Your goal:
All entries are to be given again verbatim.

:::::

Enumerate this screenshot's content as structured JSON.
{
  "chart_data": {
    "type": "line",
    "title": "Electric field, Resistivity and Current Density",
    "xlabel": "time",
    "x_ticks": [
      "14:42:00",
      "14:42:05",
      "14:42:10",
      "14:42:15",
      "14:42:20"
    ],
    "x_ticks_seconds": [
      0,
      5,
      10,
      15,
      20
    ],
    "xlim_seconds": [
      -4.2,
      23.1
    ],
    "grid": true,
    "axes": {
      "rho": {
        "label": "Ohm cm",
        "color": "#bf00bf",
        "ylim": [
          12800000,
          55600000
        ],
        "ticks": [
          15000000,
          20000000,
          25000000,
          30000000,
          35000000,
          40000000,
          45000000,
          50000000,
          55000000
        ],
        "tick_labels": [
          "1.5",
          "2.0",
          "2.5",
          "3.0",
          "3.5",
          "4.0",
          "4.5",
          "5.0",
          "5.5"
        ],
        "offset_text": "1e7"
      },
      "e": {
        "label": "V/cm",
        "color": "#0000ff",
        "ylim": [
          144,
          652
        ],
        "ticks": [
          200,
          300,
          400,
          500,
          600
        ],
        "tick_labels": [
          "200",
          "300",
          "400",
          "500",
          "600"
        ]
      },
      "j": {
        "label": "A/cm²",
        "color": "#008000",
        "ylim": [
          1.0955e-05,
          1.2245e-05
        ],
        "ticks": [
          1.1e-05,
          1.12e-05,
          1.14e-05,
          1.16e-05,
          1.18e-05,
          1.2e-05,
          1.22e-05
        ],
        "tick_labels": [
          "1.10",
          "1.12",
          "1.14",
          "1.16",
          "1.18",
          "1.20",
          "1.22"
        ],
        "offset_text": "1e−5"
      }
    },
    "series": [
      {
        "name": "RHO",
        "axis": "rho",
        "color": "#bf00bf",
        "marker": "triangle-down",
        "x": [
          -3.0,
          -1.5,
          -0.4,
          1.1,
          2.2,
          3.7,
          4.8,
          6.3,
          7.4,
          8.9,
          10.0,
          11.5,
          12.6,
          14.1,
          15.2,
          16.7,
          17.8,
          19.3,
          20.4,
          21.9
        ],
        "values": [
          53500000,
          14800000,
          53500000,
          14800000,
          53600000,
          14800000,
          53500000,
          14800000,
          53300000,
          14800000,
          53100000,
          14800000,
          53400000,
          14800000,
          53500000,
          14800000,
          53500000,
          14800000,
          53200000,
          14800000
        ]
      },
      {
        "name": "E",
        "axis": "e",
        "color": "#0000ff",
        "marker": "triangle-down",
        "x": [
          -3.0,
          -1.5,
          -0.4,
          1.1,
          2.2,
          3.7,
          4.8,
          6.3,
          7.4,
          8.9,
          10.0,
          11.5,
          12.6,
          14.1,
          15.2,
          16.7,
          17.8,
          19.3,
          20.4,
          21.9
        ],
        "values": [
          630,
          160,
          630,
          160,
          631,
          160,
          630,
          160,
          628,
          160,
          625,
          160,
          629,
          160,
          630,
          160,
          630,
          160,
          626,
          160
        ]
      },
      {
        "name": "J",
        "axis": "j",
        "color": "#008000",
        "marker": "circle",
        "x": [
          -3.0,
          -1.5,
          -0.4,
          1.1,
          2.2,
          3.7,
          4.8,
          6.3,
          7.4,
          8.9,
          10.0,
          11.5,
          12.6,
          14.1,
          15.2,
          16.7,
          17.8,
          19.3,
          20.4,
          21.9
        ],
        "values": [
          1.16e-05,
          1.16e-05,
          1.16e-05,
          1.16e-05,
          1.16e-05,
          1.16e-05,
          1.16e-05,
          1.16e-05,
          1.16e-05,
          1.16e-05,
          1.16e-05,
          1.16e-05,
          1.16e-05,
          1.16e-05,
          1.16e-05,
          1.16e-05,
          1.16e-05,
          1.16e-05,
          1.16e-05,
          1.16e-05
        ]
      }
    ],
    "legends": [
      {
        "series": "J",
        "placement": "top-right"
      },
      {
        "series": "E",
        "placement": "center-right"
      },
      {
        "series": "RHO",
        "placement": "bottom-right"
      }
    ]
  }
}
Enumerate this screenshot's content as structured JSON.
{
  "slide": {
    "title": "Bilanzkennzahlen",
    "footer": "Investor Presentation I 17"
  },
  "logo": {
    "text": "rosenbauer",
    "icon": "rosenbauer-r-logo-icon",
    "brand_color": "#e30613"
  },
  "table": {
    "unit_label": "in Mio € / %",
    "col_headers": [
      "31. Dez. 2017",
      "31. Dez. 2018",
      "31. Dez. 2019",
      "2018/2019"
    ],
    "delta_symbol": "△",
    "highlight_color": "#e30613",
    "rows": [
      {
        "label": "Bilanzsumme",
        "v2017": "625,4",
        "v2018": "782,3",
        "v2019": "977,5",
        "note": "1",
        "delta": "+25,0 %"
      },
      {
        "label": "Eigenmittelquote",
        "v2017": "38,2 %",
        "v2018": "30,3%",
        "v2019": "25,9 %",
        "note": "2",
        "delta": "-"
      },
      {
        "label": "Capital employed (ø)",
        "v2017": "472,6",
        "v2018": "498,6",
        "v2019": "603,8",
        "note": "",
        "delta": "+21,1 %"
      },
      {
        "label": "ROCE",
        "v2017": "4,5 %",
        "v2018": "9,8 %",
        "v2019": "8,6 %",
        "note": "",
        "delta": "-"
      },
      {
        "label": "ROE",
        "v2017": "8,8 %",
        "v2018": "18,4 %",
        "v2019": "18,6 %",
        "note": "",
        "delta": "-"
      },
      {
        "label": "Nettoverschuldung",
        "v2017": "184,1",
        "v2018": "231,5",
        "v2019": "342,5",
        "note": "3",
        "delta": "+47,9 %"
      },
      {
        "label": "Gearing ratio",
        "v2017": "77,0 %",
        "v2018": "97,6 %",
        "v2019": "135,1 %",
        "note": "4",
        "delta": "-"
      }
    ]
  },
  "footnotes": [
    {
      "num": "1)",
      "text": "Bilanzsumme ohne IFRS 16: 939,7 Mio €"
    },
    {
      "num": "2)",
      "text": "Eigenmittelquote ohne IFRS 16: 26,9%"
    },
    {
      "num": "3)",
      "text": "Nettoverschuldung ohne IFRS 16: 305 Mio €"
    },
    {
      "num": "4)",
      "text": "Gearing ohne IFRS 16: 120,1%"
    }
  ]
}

:::::

The result:
Enumerate this screenshot's content as structured JSON.
{
  "chart_data": {
    "type": "line",
    "title": "Electric field, Resistivity and Current Density",
    "xlabel": "time",
    "x_ticks": [
      "14:42:00",
      "14:42:05",
      "14:42:10",
      "14:42:15",
      "14:42:20"
    ],
    "x_ticks_seconds": [
      0,
      5,
      10,
      15,
      20
    ],
    "xlim_seconds": [
      -4.2,
      23.1
    ],
    "grid": true,
    "axes": {
      "rho": {
        "label": "Ohm cm",
        "color": "#bf00bf",
        "ylim": [
          12800000,
          55600000
        ],
        "ticks": [
          15000000,
          20000000,
          25000000,
          30000000,
          35000000,
          40000000,
          45000000,
          50000000,
          55000000
        ],
        "tick_labels": [
          "1.5",
          "2.0",
          "2.5",
          "3.0",
          "3.5",
          "4.0",
          "4.5",
          "5.0",
          "5.5"
        ],
        "offset_text": "1e7"
      },
      "e": {
        "label": "V/cm",
        "color": "#0000ff",
        "ylim": [
          144,
          652
        ],
        "ticks": [
          200,
          300,
          400,
          500,
          600
        ],
        "tick_labels": [
          "200",
          "300",
          "400",
          "500",
          "600"
        ]
      },
      "j": {
        "label": "A/cm²",
        "color": "#008000",
        "ylim": [
          1.0955e-05,
          1.2245e-05
        ],
        "ticks": [
          1.1e-05,
          1.12e-05,
          1.14e-05,
          1.16e-05,
          1.18e-05,
          1.2e-05,
          1.22e-05
        ],
        "tick_labels": [
          "1.10",
          "1.12",
          "1.14",
          "1.16",
          "1.18",
          "1.20",
          "1.22"
        ],
        "offset_text": "1e−5"
      }
    },
    "series": [
      {
        "name": "RHO",
        "axis": "rho",
        "color": "#bf00bf",
        "marker": "triangle-down",
        "x": [
          -3.0,
          -1.5,
          -0.4,
          1.1,
          2.2,
          3.7,
          4.8,
          6.3,
          7.4,
          8.9,
          10.0,
          11.5,
          12.6,
          14.1,
          15.2,
          16.7,
          17.8,
          19.3,
          20.4,
          21.9
        ],
        "values": [
          53500000,
          14800000,
          53500000,
          14800000,
          53600000,
          14800000,
          53500000,
          14800000,
          53300000,
          14800000,
          53100000,
          14800000,
          53400000,
          14800000,
          53500000,
          14800000,
          53500000,
          14800000,
          53200000,
          14800000
        ]
      },
      {
        "name": "E",
        "axis": "e",
        "color": "#0000ff",
        "marker": "triangle-down",
        "x": [
          -3.0,
          -1.5,
          -0.4,
          1.1,
          2.2,
          3.7,
          4.8,
          6.3,
          7.4,
          8.9,
          10.0,
          11.5,
          12.6,
          14.1,
          15.2,
          16.7,
          17.8,
          19.3,
          20.4,
          21.9
        ],
        "values": [
          630,
          160,
          630,
          160,
          631,
          160,
          630,
          160,
          628,
          160,
          625,
          160,
          629,
          160,
          630,
          160,
          630,
          160,
          626,
          160
        ]
      },
      {
        "name": "J",
        "axis": "j",
        "color": "#008000",
        "marker": "circle",
        "x": [
          -3.0,
          -1.5,
          -0.4,
          1.1,
          2.2,
          3.7,
          4.8,
          6.3,
          7.4,
          8.9,
          10.0,
          11.5,
          12.6,
          14.1,
          15.2,
          16.7,
          17.8,
          19.3,
          20.4,
          21.9
        ],
        "values": [
          1.16e-05,
          1.16e-05,
          1.16e-05,
          1.16e-05,
          1.16e-05,
          1.16e-05,
          1.16e-05,
          1.16e-05,
          1.16e-05,
          1.16e-05,
          1.16e-05,
          1.16e-05,
          1.16e-05,
          1.16e-05,
          1.16e-05,
          1.16e-05,
          1.16e-05,
          1.16e-05,
          1.16e-05,
          1.16e-05
        ]
      }
    ],
    "legends": [
      {
        "series": "J",
        "placement": "top-right"
      },
      {
        "series": "E",
        "placement": "center-right"
      },
      {
        "series": "RHO",
        "placement": "bottom-right"
      }
    ]
  }
}
Enumerate this screenshot's content as structured JSON.
{
  "slide": {
    "title": "Bilanzkennzahlen",
    "footer": "Investor Presentation I 17"
  },
  "logo": {
    "text": "rosenbauer",
    "icon": "rosenbauer-r-logo-icon",
    "brand_color": "#e30613"
  },
  "table": {
    "unit_label": "in Mio € / %",
    "col_headers": [
      "31. Dez. 2017",
      "31. Dez. 2018",
      "31. Dez. 2019",
      "2018/2019"
    ],
    "delta_symbol": "△",
    "highlight_color": "#e30613",
    "rows": [
      {
        "label": "Bilanzsumme",
        "v2017": "625,4",
        "v2018": "782,3",
        "v2019": "977,5",
        "note": "1",
        "delta": "+25,0 %"
      },
      {
        "label": "Eigenmittelquote",
        "v2017": "38,2 %",
        "v2018": "30,3%",
        "v2019": "25,9 %",
        "note": "2",
        "delta": "-"
      },
      {
        "label": "Capital employed (ø)",
        "v2017": "472,6",
        "v2018": "498,6",
        "v2019": "603,8",
        "note": "",
        "delta": "+21,1 %"
      },
      {
        "label": "ROCE",
        "v2017": "4,5 %",
        "v2018": "9,8 %",
        "v2019": "8,6 %",
        "note": "",
        "delta": "-"
      },
      {
        "label": "ROE",
        "v2017": "8,8 %",
        "v2018": "18,4 %",
        "v2019": "18,6 %",
        "note": "",
        "delta": "-"
      },
      {
        "label": "Nettoverschuldung",
        "v2017": "184,1",
        "v2018": "231,5",
        "v2019": "342,5",
        "note": "3",
        "delta": "+47,9 %"
      },
      {
        "label": "Gearing ratio",
        "v2017": "77,0 %",
        "v2018": "97,6 %",
        "v2019": "135,1 %",
        "note": "4",
        "delta": "-"
      }
    ]
  },
  "footnotes": [
    {
      "num": "1)",
      "text": "Bilanzsumme ohne IFRS 16: 939,7 Mio €"
    },
    {
      "num": "2)",
      "text": "Eigenmittelquote ohne IFRS 16: 26,9%"
    },
    {
      "num": "3)",
      "text": "Nettoverschuldung ohne IFRS 16: 305 Mio €"
    },
    {
      "num": "4)",
      "text": "Gearing ohne IFRS 16: 120,1%"
    }
  ]
}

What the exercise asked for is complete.